» SOURCE DATA
-- begin --
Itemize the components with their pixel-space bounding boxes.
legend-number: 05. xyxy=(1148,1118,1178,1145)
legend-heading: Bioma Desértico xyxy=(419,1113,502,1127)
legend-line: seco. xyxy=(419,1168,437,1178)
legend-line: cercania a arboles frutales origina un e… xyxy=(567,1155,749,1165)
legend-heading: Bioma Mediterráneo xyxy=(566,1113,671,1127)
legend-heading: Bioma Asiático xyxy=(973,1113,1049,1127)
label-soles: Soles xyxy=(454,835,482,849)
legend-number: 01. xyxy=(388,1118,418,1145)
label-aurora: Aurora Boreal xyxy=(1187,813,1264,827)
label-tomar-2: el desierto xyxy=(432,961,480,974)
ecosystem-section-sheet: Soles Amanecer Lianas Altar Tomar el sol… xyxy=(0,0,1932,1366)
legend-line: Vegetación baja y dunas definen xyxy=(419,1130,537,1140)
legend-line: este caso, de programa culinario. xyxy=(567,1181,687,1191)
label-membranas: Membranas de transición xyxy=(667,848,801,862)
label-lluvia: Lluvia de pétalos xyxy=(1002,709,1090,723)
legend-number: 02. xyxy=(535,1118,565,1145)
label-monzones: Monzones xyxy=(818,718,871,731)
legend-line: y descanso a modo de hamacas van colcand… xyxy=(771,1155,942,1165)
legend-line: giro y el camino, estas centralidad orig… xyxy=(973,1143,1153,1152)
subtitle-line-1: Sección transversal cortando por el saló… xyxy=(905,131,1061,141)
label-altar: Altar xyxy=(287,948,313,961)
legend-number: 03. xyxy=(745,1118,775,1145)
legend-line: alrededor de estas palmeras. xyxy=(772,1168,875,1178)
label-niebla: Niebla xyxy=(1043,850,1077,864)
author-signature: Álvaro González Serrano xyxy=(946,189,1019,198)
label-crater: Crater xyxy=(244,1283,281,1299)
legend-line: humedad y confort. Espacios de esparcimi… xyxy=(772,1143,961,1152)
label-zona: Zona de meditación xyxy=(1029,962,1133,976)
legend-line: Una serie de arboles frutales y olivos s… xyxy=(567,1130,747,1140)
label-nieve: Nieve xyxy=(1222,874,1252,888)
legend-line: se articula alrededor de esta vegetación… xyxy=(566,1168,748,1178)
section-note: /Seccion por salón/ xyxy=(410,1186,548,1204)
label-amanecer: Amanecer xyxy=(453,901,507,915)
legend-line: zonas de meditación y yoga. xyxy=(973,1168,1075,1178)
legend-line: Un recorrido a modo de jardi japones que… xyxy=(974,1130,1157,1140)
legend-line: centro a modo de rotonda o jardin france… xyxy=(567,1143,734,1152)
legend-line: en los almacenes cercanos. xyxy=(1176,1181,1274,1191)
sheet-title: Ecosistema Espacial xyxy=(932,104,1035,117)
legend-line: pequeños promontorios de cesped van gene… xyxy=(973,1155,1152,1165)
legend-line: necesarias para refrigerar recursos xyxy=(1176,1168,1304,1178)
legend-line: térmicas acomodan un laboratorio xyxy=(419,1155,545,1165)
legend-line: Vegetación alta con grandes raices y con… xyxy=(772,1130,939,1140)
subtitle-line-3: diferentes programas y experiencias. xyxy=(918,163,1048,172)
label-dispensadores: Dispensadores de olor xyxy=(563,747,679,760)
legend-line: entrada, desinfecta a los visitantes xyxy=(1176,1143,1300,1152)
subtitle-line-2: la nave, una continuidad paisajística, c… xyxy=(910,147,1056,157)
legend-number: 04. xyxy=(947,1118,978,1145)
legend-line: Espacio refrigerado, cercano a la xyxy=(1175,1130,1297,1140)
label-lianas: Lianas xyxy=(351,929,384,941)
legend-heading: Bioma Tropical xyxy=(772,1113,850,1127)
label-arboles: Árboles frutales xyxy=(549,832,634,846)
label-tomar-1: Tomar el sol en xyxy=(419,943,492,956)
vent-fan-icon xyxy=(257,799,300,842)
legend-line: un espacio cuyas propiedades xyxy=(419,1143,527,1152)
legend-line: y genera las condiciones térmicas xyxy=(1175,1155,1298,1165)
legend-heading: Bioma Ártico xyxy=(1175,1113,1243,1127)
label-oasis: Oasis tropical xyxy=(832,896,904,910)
-- end --
» THE REQUEST
Can you repeat the data with "Bioma" changed to "Biome" everywhere it occurs, keeping everything else the same?

» OUTPUT OF THE EXERCISE
Itemize the components with their pixel-space bounding boxes.
legend-number: 05. xyxy=(1148,1118,1178,1145)
legend-heading: Biome Desértico xyxy=(419,1113,502,1127)
legend-line: seco. xyxy=(419,1168,437,1178)
legend-line: cercania a arboles frutales origina un e… xyxy=(567,1155,749,1165)
legend-heading: Biome Mediterráneo xyxy=(566,1113,671,1127)
legend-heading: Biome Asiático xyxy=(973,1113,1049,1127)
label-soles: Soles xyxy=(454,835,482,849)
legend-number: 01. xyxy=(388,1118,418,1145)
label-aurora: Aurora Boreal xyxy=(1187,813,1264,827)
label-tomar-2: el desierto xyxy=(432,961,480,974)
ecosystem-section-sheet: Soles Amanecer Lianas Altar Tomar el sol… xyxy=(0,0,1932,1366)
legend-line: Vegetación baja y dunas definen xyxy=(419,1130,537,1140)
legend-line: este caso, de programa culinario. xyxy=(567,1181,687,1191)
label-membranas: Membranas de transición xyxy=(667,848,801,862)
label-lluvia: Lluvia de pétalos xyxy=(1002,709,1090,723)
legend-number: 02. xyxy=(535,1118,565,1145)
label-monzones: Monzones xyxy=(818,718,871,731)
legend-line: y descanso a modo de hamacas van colcand… xyxy=(771,1155,942,1165)
legend-line: giro y el camino, estas centralidad orig… xyxy=(973,1143,1153,1152)
subtitle-line-1: Sección transversal cortando por el saló… xyxy=(905,131,1061,141)
label-altar: Altar xyxy=(287,948,313,961)
legend-number: 03. xyxy=(745,1118,775,1145)
legend-line: alrededor de estas palmeras. xyxy=(772,1168,875,1178)
label-niebla: Niebla xyxy=(1043,850,1077,864)
author-signature: Álvaro González Serrano xyxy=(946,189,1019,198)
label-crater: Crater xyxy=(244,1283,281,1299)
legend-line: humedad y confort. Espacios de esparcimi… xyxy=(772,1143,961,1152)
label-zona: Zona de meditación xyxy=(1029,962,1133,976)
legend-line: Una serie de arboles frutales y olivos s… xyxy=(567,1130,747,1140)
label-nieve: Nieve xyxy=(1222,874,1252,888)
legend-line: se articula alrededor de esta vegetación… xyxy=(566,1168,748,1178)
section-note: /Seccion por salón/ xyxy=(410,1186,548,1204)
label-amanecer: Amanecer xyxy=(453,901,507,915)
legend-line: zonas de meditación y yoga. xyxy=(973,1168,1075,1178)
legend-line: Un recorrido a modo de jardi japones que… xyxy=(974,1130,1157,1140)
legend-line: centro a modo de rotonda o jardin france… xyxy=(567,1143,734,1152)
legend-line: en los almacenes cercanos. xyxy=(1176,1181,1274,1191)
sheet-title: Ecosistema Espacial xyxy=(932,104,1035,117)
legend-line: pequeños promontorios de cesped van gene… xyxy=(973,1155,1152,1165)
legend-line: necesarias para refrigerar recursos xyxy=(1176,1168,1304,1178)
legend-line: térmicas acomodan un laboratorio xyxy=(419,1155,545,1165)
legend-line: Vegetación alta con grandes raices y con… xyxy=(772,1130,939,1140)
subtitle-line-3: diferentes programas y experiencias. xyxy=(918,163,1048,172)
label-dispensadores: Dispensadores de olor xyxy=(563,747,679,760)
legend-line: entrada, desinfecta a los visitantes xyxy=(1176,1143,1300,1152)
subtitle-line-2: la nave, una continuidad paisajística, c… xyxy=(910,147,1056,157)
legend-number: 04. xyxy=(947,1118,978,1145)
legend-line: Espacio refrigerado, cercano a la xyxy=(1175,1130,1297,1140)
label-lianas: Lianas xyxy=(351,929,384,941)
legend-heading: Biome Tropical xyxy=(772,1113,850,1127)
label-arboles: Árboles frutales xyxy=(549,832,634,846)
label-tomar-1: Tomar el sol en xyxy=(419,943,492,956)
vent-fan-icon xyxy=(257,799,300,842)
legend-line: un espacio cuyas propiedades xyxy=(419,1143,527,1152)
legend-line: y genera las condiciones térmicas xyxy=(1175,1155,1298,1165)
legend-heading: Biome Ártico xyxy=(1175,1113,1243,1127)
label-oasis: Oasis tropical xyxy=(832,896,904,910)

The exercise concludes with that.